15 Advanced Algorithms Problems
Area of Study 2
Advanced algorithm design
Key knowledge:
- tree search by backtracking and its applications
- the application of heuristics and randomised search to overcoming the soft limits of computation, including the limitations of these methods
- hill climbing on heuristic functions, the A* algorithm and the simulated annealing algorithm
- the graph colouring, 0-1 knapsack and travelling salesman problems and heuristic methods for solving them
Area of Study 2
Key skills:
- apply the divide and conquer, dynamic programming and backtracking design patterns to design algorithms and recognise their usage within given algorithms
- develop different algorithms for solving the same problem, using different algorithm design patterns, and compare their suitability for a particular application
- apply heuristics methods to design algorithms to solve computationally hard problems
- explain the application of heuristics and randomised search approaches to intractable problems, including the graph colouring, 0-1 knapsack and travelling salesman problems
Some classic problems
Each of these problems has a decision version and an optimisation version
Optimisation problem
- Goal: Find the best solution according to some objective.
- Output: The actual solution and/or its optimal value.
- Nature: Search for the best among many possible solutions.
Some classic problems
Each of these problems has a decision version and an optimisation version
Decision problem
- Goal: Answer yes/no — does a solution exist that meets a certain condition?
- Output: Boolean (yes or no).
- Nature: Confirm if a feasible solution exists
Decision and Optimisation
Decision problems are often easier to solve
Optimisation to Decision -> set a threshold/target value.
Decision to Optimisation -> search (linear or binary) over possible thresholds to find the best one.
- Reduces the search space and makes the problem more manageable
Graph colouring
Optimisation problem: What is the minimum number of colours needed to colour a graph such that no two adjacent vertices share the same colour?
Decision problem: can a graph \(G\) be coloured with at most \(k\) colours so that no two adjacent vertices share a colour?
Complexity:
- Decision problem is NP-complete for \(k \ge 3\).
- Optimisation version is NP-hard.
- Special cases (e.g., \(k=2\)) solvable in polynomial time.
Graph colouring
Applications:
- Scheduling (e.g., timetabling exams without conflicts).
- Register allocation in compilers.
- Frequency assignment in wireless networks.
- Map colouring.
Graph colouring
Origins:
- Four Colour Problem (1852, Francis Guthrie), asking whether four colours suffice to colour any map so that no adjacent regions share a colour.
- Four Colour Theorem proved in 1976 by Appel and Haken using computer assistance.
0–1 Knapsack
Optimisation problem: Select a subset of items, each with a value and weight, to maximise total value without exceeding the weight capacity.
Each item can be taken (1) or left (0).

### Data section
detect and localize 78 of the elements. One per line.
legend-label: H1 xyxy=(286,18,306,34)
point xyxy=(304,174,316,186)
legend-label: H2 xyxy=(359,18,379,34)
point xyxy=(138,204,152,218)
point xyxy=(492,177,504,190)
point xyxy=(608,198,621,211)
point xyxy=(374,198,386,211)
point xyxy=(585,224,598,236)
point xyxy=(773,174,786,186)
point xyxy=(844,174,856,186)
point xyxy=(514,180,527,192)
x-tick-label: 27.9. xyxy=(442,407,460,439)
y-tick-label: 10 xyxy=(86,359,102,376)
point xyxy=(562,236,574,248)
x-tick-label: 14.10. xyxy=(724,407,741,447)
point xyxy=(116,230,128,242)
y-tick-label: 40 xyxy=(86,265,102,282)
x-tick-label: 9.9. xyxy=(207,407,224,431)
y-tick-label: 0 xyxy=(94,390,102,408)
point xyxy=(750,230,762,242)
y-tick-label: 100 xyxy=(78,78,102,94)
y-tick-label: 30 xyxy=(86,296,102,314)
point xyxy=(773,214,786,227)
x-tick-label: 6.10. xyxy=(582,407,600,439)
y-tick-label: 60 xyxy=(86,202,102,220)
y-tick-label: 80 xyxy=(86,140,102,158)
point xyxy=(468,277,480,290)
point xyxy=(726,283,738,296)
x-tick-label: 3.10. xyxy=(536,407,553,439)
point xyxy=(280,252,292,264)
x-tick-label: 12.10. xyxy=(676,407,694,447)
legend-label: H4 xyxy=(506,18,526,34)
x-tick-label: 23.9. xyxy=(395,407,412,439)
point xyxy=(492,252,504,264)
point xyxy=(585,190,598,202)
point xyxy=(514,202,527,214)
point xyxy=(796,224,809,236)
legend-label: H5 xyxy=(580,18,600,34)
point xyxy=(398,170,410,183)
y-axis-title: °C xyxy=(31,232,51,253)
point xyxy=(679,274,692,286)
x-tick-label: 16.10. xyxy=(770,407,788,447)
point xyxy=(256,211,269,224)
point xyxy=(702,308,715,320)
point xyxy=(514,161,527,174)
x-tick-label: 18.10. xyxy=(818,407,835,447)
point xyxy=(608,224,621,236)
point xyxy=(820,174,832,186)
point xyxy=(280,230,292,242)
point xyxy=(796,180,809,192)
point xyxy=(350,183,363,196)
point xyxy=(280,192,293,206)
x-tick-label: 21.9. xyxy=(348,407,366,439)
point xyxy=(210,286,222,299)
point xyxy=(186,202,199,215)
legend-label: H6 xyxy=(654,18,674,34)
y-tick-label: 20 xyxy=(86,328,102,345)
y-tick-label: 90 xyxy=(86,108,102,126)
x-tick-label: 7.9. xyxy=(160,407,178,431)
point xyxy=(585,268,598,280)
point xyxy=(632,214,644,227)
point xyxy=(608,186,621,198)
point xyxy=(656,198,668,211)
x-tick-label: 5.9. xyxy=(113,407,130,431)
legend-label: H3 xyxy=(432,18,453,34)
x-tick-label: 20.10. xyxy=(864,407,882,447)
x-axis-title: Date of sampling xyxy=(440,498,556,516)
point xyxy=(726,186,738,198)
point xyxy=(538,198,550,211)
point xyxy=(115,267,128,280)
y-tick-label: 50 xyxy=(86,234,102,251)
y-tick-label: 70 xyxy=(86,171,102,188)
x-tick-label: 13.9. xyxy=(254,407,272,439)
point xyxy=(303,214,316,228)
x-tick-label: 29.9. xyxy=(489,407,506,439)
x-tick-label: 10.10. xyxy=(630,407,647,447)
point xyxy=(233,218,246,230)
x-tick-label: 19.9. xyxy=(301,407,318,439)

### Requirement
In the advanced algorithms notes, who proved the "Four Colour Theorem," and in what year?

### Task solution
Appel and Haken proved it in 1976.